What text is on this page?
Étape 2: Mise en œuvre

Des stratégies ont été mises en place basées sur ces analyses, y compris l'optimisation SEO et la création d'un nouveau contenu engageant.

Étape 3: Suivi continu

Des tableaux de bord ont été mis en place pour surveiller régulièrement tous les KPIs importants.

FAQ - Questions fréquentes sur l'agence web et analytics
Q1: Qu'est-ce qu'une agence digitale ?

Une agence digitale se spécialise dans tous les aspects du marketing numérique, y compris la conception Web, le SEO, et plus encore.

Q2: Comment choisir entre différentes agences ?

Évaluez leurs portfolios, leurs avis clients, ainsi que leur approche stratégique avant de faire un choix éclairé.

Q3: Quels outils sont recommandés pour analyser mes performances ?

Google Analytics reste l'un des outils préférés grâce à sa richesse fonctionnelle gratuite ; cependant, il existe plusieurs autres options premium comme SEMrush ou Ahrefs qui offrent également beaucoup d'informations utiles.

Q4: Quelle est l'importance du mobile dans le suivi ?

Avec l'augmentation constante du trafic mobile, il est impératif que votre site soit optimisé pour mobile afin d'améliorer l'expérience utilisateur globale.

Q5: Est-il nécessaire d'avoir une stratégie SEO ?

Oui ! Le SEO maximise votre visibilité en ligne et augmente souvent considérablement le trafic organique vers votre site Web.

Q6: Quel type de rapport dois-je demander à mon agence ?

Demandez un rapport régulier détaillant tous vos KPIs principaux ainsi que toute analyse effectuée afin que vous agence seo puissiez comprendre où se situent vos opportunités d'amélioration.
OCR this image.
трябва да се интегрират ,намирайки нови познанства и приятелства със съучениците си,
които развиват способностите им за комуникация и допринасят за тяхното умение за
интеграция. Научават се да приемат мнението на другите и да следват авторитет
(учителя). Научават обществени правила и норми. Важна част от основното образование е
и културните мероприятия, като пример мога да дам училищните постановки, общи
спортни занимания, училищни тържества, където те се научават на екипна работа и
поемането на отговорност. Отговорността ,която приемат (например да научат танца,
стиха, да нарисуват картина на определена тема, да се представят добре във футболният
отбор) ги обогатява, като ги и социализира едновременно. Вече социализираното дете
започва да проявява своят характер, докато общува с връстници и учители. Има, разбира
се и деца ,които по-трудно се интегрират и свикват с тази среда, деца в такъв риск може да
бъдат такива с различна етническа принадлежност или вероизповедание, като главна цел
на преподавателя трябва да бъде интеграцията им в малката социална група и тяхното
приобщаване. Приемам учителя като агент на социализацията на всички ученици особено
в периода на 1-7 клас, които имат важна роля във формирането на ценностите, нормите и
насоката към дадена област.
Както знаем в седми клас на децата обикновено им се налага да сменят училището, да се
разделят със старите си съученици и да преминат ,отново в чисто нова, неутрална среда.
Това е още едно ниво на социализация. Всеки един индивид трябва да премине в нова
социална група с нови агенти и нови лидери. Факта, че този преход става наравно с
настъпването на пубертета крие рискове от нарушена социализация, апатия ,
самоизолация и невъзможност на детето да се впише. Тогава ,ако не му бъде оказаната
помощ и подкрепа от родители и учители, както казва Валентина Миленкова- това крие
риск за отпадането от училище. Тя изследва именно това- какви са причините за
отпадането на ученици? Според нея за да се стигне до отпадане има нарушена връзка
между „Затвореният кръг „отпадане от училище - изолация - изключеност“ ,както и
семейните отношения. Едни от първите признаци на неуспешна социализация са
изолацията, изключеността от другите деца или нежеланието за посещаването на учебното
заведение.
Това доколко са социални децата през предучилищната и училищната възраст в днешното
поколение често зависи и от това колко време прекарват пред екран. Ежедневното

^^^^

• [The problem] Quote each line above in full, word for word.

• [Expected output]
What text is on this page?
Étape 2: Mise en œuvre

Des stratégies ont été mises en place basées sur ces analyses, y compris l'optimisation SEO et la création d'un nouveau contenu engageant.

Étape 3: Suivi continu

Des tableaux de bord ont été mis en place pour surveiller régulièrement tous les KPIs importants.

FAQ - Questions fréquentes sur l'agence web et analytics
Q1: Qu'est-ce qu'une agence digitale ?

Une agence digitale se spécialise dans tous les aspects du marketing numérique, y compris la conception Web, le SEO, et plus encore.

Q2: Comment choisir entre différentes agences ?

Évaluez leurs portfolios, leurs avis clients, ainsi que leur approche stratégique avant de faire un choix éclairé.

Q3: Quels outils sont recommandés pour analyser mes performances ?

Google Analytics reste l'un des outils préférés grâce à sa richesse fonctionnelle gratuite ; cependant, il existe plusieurs autres options premium comme SEMrush ou Ahrefs qui offrent également beaucoup d'informations utiles.

Q4: Quelle est l'importance du mobile dans le suivi ?

Avec l'augmentation constante du trafic mobile, il est impératif que votre site soit optimisé pour mobile afin d'améliorer l'expérience utilisateur globale.

Q5: Est-il nécessaire d'avoir une stratégie SEO ?

Oui ! Le SEO maximise votre visibilité en ligne et augmente souvent considérablement le trafic organique vers votre site Web.

Q6: Quel type de rapport dois-je demander à mon agence ?

Demandez un rapport régulier détaillant tous vos KPIs principaux ainsi que toute analyse effectuée afin que vous agence seo puissiez comprendre où se situent vos opportunités d'amélioration.
OCR this image.
трябва да се интегрират ,намирайки нови познанства и приятелства със съучениците си,
които развиват способностите им за комуникация и допринасят за тяхното умение за
интеграция. Научават се да приемат мнението на другите и да следват авторитет
(учителя). Научават обществени правила и норми. Важна част от основното образование е
и културните мероприятия, като пример мога да дам училищните постановки, общи
спортни занимания, училищни тържества, където те се научават на екипна работа и
поемането на отговорност. Отговорността ,която приемат (например да научат танца,
стиха, да нарисуват картина на определена тема, да се представят добре във футболният
отбор) ги обогатява, като ги и социализира едновременно. Вече социализираното дете
започва да проявява своят характер, докато общува с връстници и учители. Има, разбира
се и деца ,които по-трудно се интегрират и свикват с тази среда, деца в такъв риск може да
бъдат такива с различна етническа принадлежност или вероизповедание, като главна цел
на преподавателя трябва да бъде интеграцията им в малката социална група и тяхното
приобщаване. Приемам учителя като агент на социализацията на всички ученици особено
в периода на 1-7 клас, които имат важна роля във формирането на ценностите, нормите и
насоката към дадена област.
Както знаем в седми клас на децата обикновено им се налага да сменят училището, да се
разделят със старите си съученици и да преминат ,отново в чисто нова, неутрална среда.
Това е още едно ниво на социализация. Всеки един индивид трябва да премине в нова
социална група с нови агенти и нови лидери. Факта, че този преход става наравно с
настъпването на пубертета крие рискове от нарушена социализация, апатия ,
самоизолация и невъзможност на детето да се впише. Тогава ,ако не му бъде оказаната
помощ и подкрепа от родители и учители, както казва Валентина Миленкова- това крие
риск за отпадането от училище. Тя изследва именно това- какви са причините за
отпадането на ученици? Според нея за да се стигне до отпадане има нарушена връзка
между „Затвореният кръг „отпадане от училище - изолация - изключеност“ ,както и
семейните отношения. Едни от първите признаци на неуспешна социализация са
изолацията, изключеността от другите деца или нежеланието за посещаването на учебното
заведение.
Това доколко са социални децата през предучилищната и училищната възраст в днешното
поколение често зависи и от това колко време прекарват пред екран. Ежедневното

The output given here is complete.